The problem =>
Quote each of the items below verbatim, keeping every line in its original order and form.

Records for this exercise =>
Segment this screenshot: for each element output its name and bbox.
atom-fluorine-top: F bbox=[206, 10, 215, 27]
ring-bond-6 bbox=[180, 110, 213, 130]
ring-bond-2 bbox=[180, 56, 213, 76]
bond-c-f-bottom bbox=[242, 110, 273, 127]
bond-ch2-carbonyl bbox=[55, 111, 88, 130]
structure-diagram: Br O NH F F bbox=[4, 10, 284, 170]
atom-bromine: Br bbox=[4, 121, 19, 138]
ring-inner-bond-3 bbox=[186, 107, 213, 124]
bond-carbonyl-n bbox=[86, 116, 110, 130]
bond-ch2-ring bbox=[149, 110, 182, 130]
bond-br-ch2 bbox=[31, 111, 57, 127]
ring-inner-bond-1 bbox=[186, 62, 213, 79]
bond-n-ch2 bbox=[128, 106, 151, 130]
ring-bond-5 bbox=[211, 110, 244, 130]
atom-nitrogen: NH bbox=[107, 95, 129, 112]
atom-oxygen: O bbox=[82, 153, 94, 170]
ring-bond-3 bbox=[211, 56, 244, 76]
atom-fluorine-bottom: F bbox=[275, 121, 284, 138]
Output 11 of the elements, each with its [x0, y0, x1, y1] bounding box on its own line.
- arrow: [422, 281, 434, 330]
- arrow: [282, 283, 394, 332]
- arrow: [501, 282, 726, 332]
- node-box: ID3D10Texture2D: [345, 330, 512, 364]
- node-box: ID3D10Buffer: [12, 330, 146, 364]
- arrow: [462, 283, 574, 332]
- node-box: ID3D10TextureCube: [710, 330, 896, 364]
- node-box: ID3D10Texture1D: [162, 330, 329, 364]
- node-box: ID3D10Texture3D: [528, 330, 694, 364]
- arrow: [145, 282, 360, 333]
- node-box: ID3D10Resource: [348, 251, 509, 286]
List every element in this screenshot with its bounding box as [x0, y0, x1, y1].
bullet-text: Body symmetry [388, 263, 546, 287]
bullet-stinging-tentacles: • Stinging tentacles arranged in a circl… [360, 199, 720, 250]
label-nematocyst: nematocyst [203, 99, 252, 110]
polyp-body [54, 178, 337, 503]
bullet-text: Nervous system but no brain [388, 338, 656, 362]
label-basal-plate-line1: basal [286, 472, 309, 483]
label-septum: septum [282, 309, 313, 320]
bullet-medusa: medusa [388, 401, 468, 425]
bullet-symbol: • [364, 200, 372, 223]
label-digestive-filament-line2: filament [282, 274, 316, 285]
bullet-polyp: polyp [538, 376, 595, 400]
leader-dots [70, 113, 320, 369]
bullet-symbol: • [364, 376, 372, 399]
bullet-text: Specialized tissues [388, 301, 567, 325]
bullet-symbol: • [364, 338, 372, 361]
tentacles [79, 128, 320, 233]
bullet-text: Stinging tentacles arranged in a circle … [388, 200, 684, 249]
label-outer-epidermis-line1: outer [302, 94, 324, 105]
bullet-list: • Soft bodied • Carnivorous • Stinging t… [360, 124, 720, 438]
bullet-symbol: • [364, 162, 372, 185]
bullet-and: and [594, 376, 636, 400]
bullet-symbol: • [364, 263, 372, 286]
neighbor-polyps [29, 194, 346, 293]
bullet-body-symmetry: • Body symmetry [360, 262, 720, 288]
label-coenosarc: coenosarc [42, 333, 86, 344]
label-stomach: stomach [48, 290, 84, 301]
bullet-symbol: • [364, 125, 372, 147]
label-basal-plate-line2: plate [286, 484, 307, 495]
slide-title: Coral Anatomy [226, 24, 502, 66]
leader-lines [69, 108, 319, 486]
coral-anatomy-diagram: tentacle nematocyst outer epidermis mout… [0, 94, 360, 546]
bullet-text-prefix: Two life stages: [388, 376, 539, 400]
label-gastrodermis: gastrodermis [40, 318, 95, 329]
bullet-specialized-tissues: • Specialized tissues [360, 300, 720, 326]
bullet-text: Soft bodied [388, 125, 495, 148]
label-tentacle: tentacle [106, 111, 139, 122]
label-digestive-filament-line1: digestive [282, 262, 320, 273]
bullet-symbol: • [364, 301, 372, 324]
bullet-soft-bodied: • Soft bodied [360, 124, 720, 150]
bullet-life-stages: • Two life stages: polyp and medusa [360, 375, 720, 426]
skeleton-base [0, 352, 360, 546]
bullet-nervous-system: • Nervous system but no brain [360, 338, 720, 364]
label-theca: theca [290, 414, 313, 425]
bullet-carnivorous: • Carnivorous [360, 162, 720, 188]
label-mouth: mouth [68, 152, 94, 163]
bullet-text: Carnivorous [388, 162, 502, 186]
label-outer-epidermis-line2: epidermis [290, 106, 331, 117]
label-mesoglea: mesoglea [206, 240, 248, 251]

Task answer =>
Segment this screenshot: for each element output its name and bbox.
atom-fluorine-top: F bbox=[206, 10, 215, 27]
ring-bond-6 bbox=[180, 110, 213, 130]
ring-bond-2 bbox=[180, 56, 213, 76]
bond-c-f-bottom bbox=[242, 110, 273, 127]
bond-ch2-carbonyl bbox=[55, 111, 88, 130]
structure-diagram: Br O NH F F bbox=[4, 10, 284, 170]
atom-bromine: Br bbox=[4, 121, 19, 138]
ring-inner-bond-3 bbox=[186, 107, 213, 124]
bond-carbonyl-n bbox=[86, 116, 110, 130]
bond-ch2-ring bbox=[149, 110, 182, 130]
bond-br-ch2 bbox=[31, 111, 57, 127]
ring-inner-bond-1 bbox=[186, 62, 213, 79]
bond-n-ch2 bbox=[128, 106, 151, 130]
ring-bond-5 bbox=[211, 110, 244, 130]
atom-nitrogen: NH bbox=[107, 95, 129, 112]
atom-oxygen: O bbox=[82, 153, 94, 170]
ring-bond-3 bbox=[211, 56, 244, 76]
atom-fluorine-bottom: F bbox=[275, 121, 284, 138]
Output 11 of the elements, each with its [x0, y0, x1, y1] bounding box on its own line.
- arrow: [422, 281, 434, 330]
- arrow: [282, 283, 394, 332]
- arrow: [501, 282, 726, 332]
- node-box: ID3D10Texture2D: [345, 330, 512, 364]
- node-box: ID3D10Buffer: [12, 330, 146, 364]
- arrow: [462, 283, 574, 332]
- node-box: ID3D10TextureCube: [710, 330, 896, 364]
- node-box: ID3D10Texture1D: [162, 330, 329, 364]
- node-box: ID3D10Texture3D: [528, 330, 694, 364]
- arrow: [145, 282, 360, 333]
- node-box: ID3D10Resource: [348, 251, 509, 286]
List every element in this screenshot with its bounding box as [x0, y0, x1, y1].
bullet-text: Body symmetry [388, 263, 546, 287]
bullet-stinging-tentacles: • Stinging tentacles arranged in a circl… [360, 199, 720, 250]
label-nematocyst: nematocyst [203, 99, 252, 110]
polyp-body [54, 178, 337, 503]
bullet-text: Nervous system but no brain [388, 338, 656, 362]
label-basal-plate-line1: basal [286, 472, 309, 483]
label-septum: septum [282, 309, 313, 320]
bullet-medusa: medusa [388, 401, 468, 425]
bullet-symbol: • [364, 200, 372, 223]
label-digestive-filament-line2: filament [282, 274, 316, 285]
bullet-polyp: polyp [538, 376, 595, 400]
leader-dots [70, 113, 320, 369]
bullet-symbol: • [364, 376, 372, 399]
bullet-text: Specialized tissues [388, 301, 567, 325]
bullet-symbol: • [364, 338, 372, 361]
tentacles [79, 128, 320, 233]
bullet-text: Stinging tentacles arranged in a circle … [388, 200, 684, 249]
label-outer-epidermis-line1: outer [302, 94, 324, 105]
bullet-list: • Soft bodied • Carnivorous • Stinging t… [360, 124, 720, 438]
bullet-symbol: • [364, 162, 372, 185]
bullet-and: and [594, 376, 636, 400]
bullet-symbol: • [364, 263, 372, 286]
neighbor-polyps [29, 194, 346, 293]
bullet-body-symmetry: • Body symmetry [360, 262, 720, 288]
label-coenosarc: coenosarc [42, 333, 86, 344]
label-stomach: stomach [48, 290, 84, 301]
bullet-symbol: • [364, 125, 372, 147]
label-basal-plate-line2: plate [286, 484, 307, 495]
slide-title: Coral Anatomy [226, 24, 502, 66]
leader-lines [69, 108, 319, 486]
coral-anatomy-diagram: tentacle nematocyst outer epidermis mout… [0, 94, 360, 546]
bullet-text-prefix: Two life stages: [388, 376, 539, 400]
label-gastrodermis: gastrodermis [40, 318, 95, 329]
bullet-specialized-tissues: • Specialized tissues [360, 300, 720, 326]
bullet-text: Soft bodied [388, 125, 495, 148]
label-tentacle: tentacle [106, 111, 139, 122]
label-digestive-filament-line1: digestive [282, 262, 320, 273]
bullet-symbol: • [364, 301, 372, 324]
bullet-soft-bodied: • Soft bodied [360, 124, 720, 150]
bullet-life-stages: • Two life stages: polyp and medusa [360, 375, 720, 426]
skeleton-base [0, 352, 360, 546]
bullet-nervous-system: • Nervous system but no brain [360, 338, 720, 364]
label-theca: theca [290, 414, 313, 425]
bullet-carnivorous: • Carnivorous [360, 162, 720, 188]
label-mouth: mouth [68, 152, 94, 163]
bullet-text: Carnivorous [388, 162, 502, 186]
label-outer-epidermis-line2: epidermis [290, 106, 331, 117]
label-mesoglea: mesoglea [206, 240, 248, 251]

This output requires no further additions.